▸ **Source excerpt**:
Chamber building upgrade gets the nod
Donation toward community center project on hold
November 17, 2022
The Clearwater Chamber of Commerce will continue to develop plans for a proposed building at the organization’s rodeo grounds. The size of the building is yet to be decided, following a vote of members at the chamber’s Nov. 1 meeting.
President Curt Thiele said the organization entered a purchase agreement, with Carla and Eli Jacob, for approximately 1.73 acres adjacent to the chamber property during July. Then, plans were devised to construct a 60-foot by 50 -foot building, which would house the rodeo office, kitchen, mechanical storage, meeting area and restrooms.
“The ladies haul all the food from the chamber room (downtown), all the ice from here. It’s a rat race,” Thiele said.
The building was discussed at the August chamber meeting, with suggestions to increase the size to 60 foot by 80 foot. In September, chamber members Tom Thiele and Marty Kerkman proposed a 60-foot by 150-foot structure at the rodeo facility.
When Clearwater Community Revival, formerly known as Sons of Clearwater, proposed building a community center on Main Street, Curt Thiele said the chamber scaled back it’s proposed building project to 60 foot by 80 foot.
Projected cost of the building will run between $145,000 and $150,000. Cement, plumbing and electrical work will be additional costs, Thiele said. Chamber members plan to supply labor.
“Our goal has always been to have a building at the rodeo grounds,” Thiele said.
Prior to the chamber meeting, CCR officers approached chamber officers about seed money for a Main Street Community Center.
“I know they are asking for $150,000 now and they want $100,000 after the rodeo,” Thiele said.
With planning underway for the 2023 rodeo and concert, funds will need to be earmarked for pre-event planning.
Rodeo co-chairman Jeremy Kester suggested setting aside $100,000 for the event, “in case something doesn’t work out,” citing weather unpredictability and the economy as reason for concern.
Tom Thiele said Clearwater Sons of the American Legion, a separate entity from CCR, has been “kicking around” the idea about a new building for a number of years.
“At some point, I think everyone in this room thinks there should be something a little more attractive here,” he said. “I don’t know how we raise the money, but I think there’s a way to do it, over a period of time, with this group in here.”
Bill Thiele said CCR members spent time trying “to envision a budget of how it could work for we, the community, to have both buildings and for it to happen this year.”
“The synergy is there this year for something to happen,” Thiele said. “Our proposal was to ask the chamber, if there is potential to give us $150,000 to kickstart fundraising for this building, as well as, is it possible to scale this (rodeo) building down to $100,000 to get what you need.”
That would allow “plenty of money” to provide an additional $100,000 toward a community center and an expansion of the rodeo building, according to Thiele.
CCR did not have a cost estimate for a community center.
“If this community remains a we group, as Clearwater as always been, and why we accomplish things, I think we’ll get more people involved,” Bill Thiele said.
Discussion ensued about the size of the chamber building and if it could be utilized as a community center. According to Bill Thiele, the infrastructure - paved parking and water hookup - exists on Main Street.

▸ **What you have to do**: According to the chamber building article, what is the projected cost of the building?

▸ **Extracted information**:
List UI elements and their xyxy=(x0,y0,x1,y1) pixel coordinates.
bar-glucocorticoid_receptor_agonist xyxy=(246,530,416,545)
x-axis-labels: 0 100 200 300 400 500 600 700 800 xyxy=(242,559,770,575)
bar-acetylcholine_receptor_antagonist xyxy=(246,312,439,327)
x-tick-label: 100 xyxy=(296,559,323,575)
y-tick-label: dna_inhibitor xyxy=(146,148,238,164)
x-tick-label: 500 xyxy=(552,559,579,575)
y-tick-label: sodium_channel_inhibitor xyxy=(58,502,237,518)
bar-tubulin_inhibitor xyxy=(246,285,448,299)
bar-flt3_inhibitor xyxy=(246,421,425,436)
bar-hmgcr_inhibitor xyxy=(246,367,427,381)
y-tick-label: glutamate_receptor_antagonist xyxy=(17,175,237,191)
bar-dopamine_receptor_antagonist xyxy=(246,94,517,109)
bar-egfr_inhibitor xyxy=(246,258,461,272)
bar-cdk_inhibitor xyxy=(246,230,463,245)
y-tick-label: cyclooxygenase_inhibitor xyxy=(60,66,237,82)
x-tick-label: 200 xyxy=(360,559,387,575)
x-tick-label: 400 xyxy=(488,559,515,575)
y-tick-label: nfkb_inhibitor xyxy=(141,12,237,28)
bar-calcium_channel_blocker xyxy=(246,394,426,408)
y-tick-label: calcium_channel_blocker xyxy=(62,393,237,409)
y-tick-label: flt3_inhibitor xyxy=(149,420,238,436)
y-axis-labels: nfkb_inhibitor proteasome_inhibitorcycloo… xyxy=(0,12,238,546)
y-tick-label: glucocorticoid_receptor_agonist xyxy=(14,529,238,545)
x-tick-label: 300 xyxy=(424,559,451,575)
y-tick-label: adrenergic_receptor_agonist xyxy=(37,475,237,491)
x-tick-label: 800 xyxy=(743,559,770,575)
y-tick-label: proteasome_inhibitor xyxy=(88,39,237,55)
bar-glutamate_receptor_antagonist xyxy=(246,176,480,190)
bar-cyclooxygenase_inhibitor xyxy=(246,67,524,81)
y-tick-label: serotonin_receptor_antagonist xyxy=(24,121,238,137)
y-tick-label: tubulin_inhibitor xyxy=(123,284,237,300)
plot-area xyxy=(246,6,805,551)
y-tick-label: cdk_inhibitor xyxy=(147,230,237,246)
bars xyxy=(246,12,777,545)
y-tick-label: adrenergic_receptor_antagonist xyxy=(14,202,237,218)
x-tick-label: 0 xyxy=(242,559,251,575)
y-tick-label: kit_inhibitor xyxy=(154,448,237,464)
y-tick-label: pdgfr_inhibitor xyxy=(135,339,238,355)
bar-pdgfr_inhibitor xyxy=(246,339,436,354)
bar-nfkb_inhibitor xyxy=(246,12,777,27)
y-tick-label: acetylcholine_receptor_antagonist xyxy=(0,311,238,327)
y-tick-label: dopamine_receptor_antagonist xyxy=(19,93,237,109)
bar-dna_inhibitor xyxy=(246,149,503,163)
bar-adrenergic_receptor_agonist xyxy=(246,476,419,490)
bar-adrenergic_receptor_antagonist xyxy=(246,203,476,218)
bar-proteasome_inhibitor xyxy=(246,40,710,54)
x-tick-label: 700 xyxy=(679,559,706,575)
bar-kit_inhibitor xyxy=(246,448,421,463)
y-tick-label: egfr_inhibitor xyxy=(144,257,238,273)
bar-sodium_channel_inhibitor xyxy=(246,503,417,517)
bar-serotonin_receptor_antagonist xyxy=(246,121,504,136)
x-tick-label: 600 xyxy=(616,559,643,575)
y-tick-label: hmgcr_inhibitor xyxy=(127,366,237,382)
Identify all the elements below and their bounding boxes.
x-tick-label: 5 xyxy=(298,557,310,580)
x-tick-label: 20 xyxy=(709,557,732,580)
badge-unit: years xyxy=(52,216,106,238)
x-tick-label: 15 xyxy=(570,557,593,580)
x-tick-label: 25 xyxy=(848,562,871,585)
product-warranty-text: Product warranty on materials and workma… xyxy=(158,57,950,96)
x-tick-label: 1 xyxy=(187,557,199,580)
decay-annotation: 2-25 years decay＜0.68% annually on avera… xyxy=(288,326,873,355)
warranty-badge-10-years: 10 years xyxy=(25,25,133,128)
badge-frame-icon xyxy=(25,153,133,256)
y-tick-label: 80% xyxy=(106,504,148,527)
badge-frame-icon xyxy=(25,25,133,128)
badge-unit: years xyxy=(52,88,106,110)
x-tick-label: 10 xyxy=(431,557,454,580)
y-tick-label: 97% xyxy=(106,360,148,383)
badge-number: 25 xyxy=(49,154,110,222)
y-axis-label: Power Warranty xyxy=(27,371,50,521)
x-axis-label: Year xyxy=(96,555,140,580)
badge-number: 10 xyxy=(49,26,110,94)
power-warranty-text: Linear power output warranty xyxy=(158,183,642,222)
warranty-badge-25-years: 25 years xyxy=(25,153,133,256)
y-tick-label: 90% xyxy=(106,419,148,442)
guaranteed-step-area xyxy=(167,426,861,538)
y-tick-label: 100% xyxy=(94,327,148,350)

▸ **Final result**: Between $145,000 and $150,000.